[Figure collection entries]
==============================

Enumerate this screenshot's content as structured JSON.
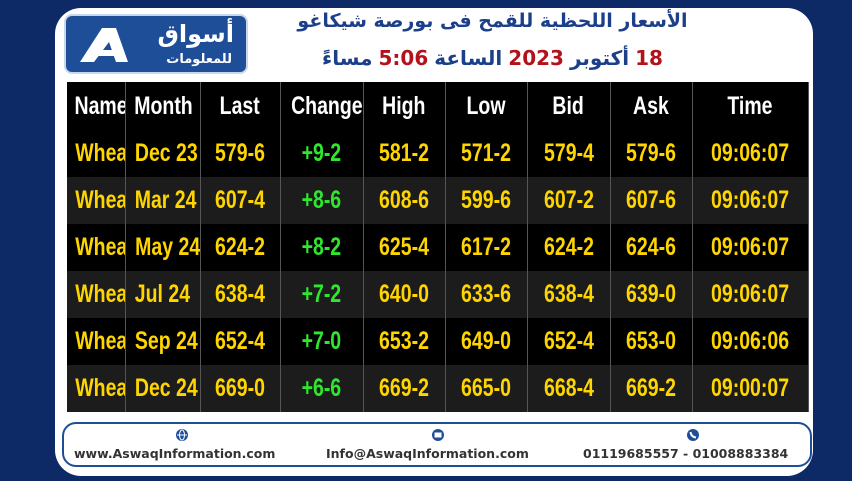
{
  "header": {
    "logo_title": "أسواق",
    "logo_subtitle": "للمعلومات",
    "title": "الأسعار اللحظية للقمح فى بورصة شيكاغو",
    "date_line": [
      "18",
      "أكتوبر",
      "2023",
      "الساعة",
      "5:06",
      "مساءً"
    ]
  },
  "table": {
    "columns": [
      "Name",
      "Month",
      "Last",
      "Change",
      "High",
      "Low",
      "Bid",
      "Ask",
      "Time"
    ],
    "rows": [
      [
        "Wheat",
        "Dec 23",
        "579-6",
        "+9-2",
        "581-2",
        "571-2",
        "579-4",
        "579-6",
        "09:06:07"
      ],
      [
        "Wheat",
        "Mar 24",
        "607-4",
        "+8-6",
        "608-6",
        "599-6",
        "607-2",
        "607-6",
        "09:06:07"
      ],
      [
        "Wheat",
        "May 24",
        "624-2",
        "+8-2",
        "625-4",
        "617-2",
        "624-2",
        "624-6",
        "09:06:07"
      ],
      [
        "Wheat",
        "Jul 24",
        "638-4",
        "+7-2",
        "640-0",
        "633-6",
        "638-4",
        "639-0",
        "09:06:07"
      ],
      [
        "Wheat",
        "Sep 24",
        "652-4",
        "+7-0",
        "653-2",
        "649-0",
        "652-4",
        "653-0",
        "09:06:06"
      ],
      [
        "Wheat",
        "Dec 24",
        "669-0",
        "+6-6",
        "669-2",
        "665-0",
        "668-4",
        "669-2",
        "09:00:07"
      ]
    ]
  },
  "footer": {
    "website": "www.AswaqInformation.com",
    "email": "Info@AswaqInformation.com",
    "phones": "01119685557 - 01008883384"
  }
}
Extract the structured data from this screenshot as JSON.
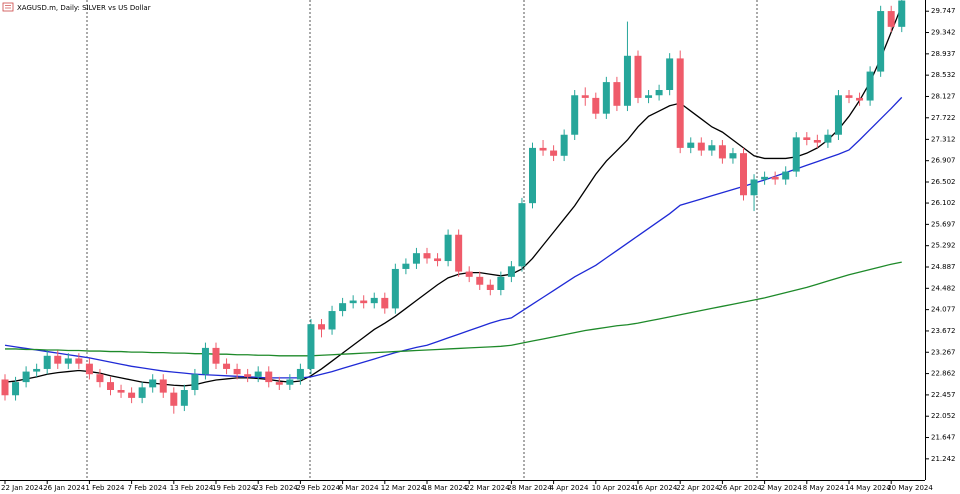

==============================

■ WORK TO COMPLETE:
Exclude the pictures. Write out the remaining data exactly.

■ THE ANSWER:
Enumerate this screenshot's content as structured JSON.
{
  "header": {
    "logo_title": "أسواق",
    "logo_subtitle": "للمعلومات",
    "title": "الأسعار اللحظية للقمح فى بورصة شيكاغو",
    "date_line": [
      "18",
      "أكتوبر",
      "2023",
      "الساعة",
      "5:06",
      "مساءً"
    ]
  },
  "table": {
    "columns": [
      "Name",
      "Month",
      "Last",
      "Change",
      "High",
      "Low",
      "Bid",
      "Ask",
      "Time"
    ],
    "rows": [
      [
        "Wheat",
        "Dec 23",
        "579-6",
        "+9-2",
        "581-2",
        "571-2",
        "579-4",
        "579-6",
        "09:06:07"
      ],
      [
        "Wheat",
        "Mar 24",
        "607-4",
        "+8-6",
        "608-6",
        "599-6",
        "607-2",
        "607-6",
        "09:06:07"
      ],
      [
        "Wheat",
        "May 24",
        "624-2",
        "+8-2",
        "625-4",
        "617-2",
        "624-2",
        "624-6",
        "09:06:07"
      ],
      [
        "Wheat",
        "Jul 24",
        "638-4",
        "+7-2",
        "640-0",
        "633-6",
        "638-4",
        "639-0",
        "09:06:07"
      ],
      [
        "Wheat",
        "Sep 24",
        "652-4",
        "+7-0",
        "653-2",
        "649-0",
        "652-4",
        "653-0",
        "09:06:06"
      ],
      [
        "Wheat",
        "Dec 24",
        "669-0",
        "+6-6",
        "669-2",
        "665-0",
        "668-4",
        "669-2",
        "09:00:07"
      ]
    ]
  },
  "footer": {
    "website": "www.AswaqInformation.com",
    "email": "Info@AswaqInformation.com",
    "phones": "01119685557 - 01008883384"
  }
}
Extract the structured data from this screenshot as JSON.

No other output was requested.